- **Written task**: Scan the data for "Unit" and copy the lines it appears in.

- **Data supplied**:
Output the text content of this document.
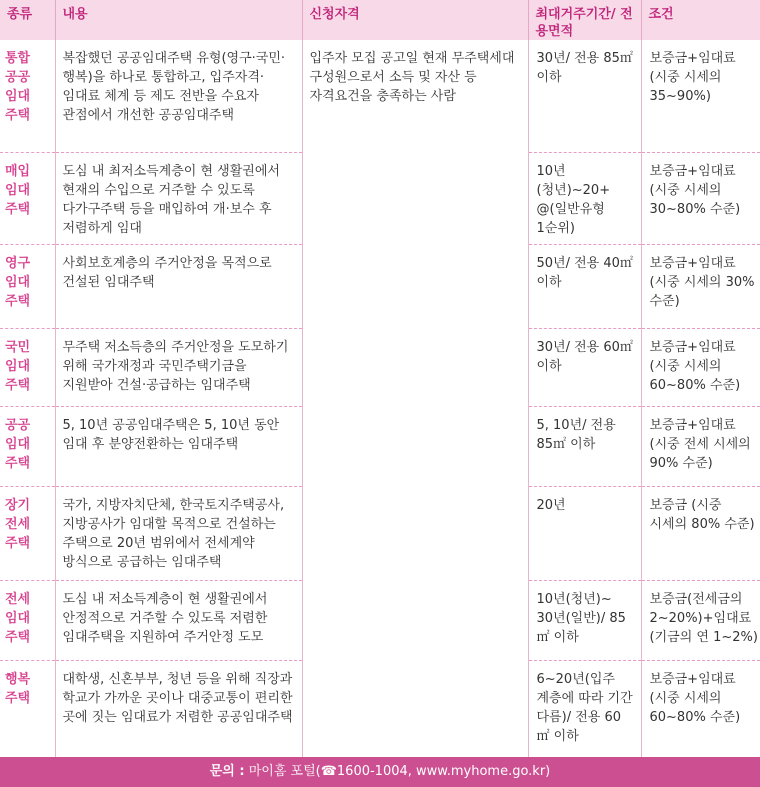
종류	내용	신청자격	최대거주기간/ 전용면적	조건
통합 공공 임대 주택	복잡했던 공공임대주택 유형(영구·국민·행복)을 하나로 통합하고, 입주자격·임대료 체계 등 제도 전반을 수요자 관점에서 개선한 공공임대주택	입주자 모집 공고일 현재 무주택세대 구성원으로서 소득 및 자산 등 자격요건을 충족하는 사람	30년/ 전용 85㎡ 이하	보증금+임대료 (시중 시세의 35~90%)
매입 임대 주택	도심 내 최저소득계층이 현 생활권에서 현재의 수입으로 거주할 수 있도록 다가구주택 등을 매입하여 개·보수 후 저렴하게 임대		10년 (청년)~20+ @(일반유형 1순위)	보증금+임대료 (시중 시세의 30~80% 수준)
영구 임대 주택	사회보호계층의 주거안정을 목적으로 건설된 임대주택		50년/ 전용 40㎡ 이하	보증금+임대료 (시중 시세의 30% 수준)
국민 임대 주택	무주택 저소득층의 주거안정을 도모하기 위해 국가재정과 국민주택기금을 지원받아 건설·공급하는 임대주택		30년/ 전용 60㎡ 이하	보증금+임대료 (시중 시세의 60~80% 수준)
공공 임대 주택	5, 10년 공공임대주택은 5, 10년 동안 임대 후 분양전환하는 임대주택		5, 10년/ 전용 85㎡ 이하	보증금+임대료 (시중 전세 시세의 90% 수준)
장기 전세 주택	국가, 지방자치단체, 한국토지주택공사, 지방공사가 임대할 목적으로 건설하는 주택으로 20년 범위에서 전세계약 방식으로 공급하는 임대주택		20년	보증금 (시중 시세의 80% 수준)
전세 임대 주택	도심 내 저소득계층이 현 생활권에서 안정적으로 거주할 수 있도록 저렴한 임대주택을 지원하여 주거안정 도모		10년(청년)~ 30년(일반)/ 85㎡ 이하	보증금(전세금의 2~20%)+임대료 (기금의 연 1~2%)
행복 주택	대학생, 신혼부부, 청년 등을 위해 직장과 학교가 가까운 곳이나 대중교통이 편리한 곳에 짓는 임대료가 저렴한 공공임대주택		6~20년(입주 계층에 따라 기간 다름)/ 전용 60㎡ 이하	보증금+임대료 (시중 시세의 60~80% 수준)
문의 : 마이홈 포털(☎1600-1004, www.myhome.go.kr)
--
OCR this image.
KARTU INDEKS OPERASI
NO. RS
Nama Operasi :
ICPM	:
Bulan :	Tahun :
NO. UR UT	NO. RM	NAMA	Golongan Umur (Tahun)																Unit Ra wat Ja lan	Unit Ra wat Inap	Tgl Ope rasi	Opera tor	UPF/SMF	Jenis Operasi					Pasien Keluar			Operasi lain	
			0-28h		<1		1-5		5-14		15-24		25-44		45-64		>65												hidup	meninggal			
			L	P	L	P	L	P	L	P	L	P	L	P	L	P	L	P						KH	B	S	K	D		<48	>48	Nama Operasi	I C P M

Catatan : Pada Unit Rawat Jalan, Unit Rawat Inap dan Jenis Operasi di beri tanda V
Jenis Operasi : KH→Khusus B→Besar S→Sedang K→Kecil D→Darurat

- **Output for this exercise**:
NO. UR UT	NO. RM	NAMA	Golongan Umur (Tahun)																Unit Ra wat Ja lan	Unit Ra wat Inap	Tgl Ope rasi	Opera tor	UPF/SMF	Jenis Operasi					Pasien Keluar			Operasi lain	
Catatan : Pada Unit Rawat Jalan, Unit Rawat Inap dan Jenis Operasi di beri tanda V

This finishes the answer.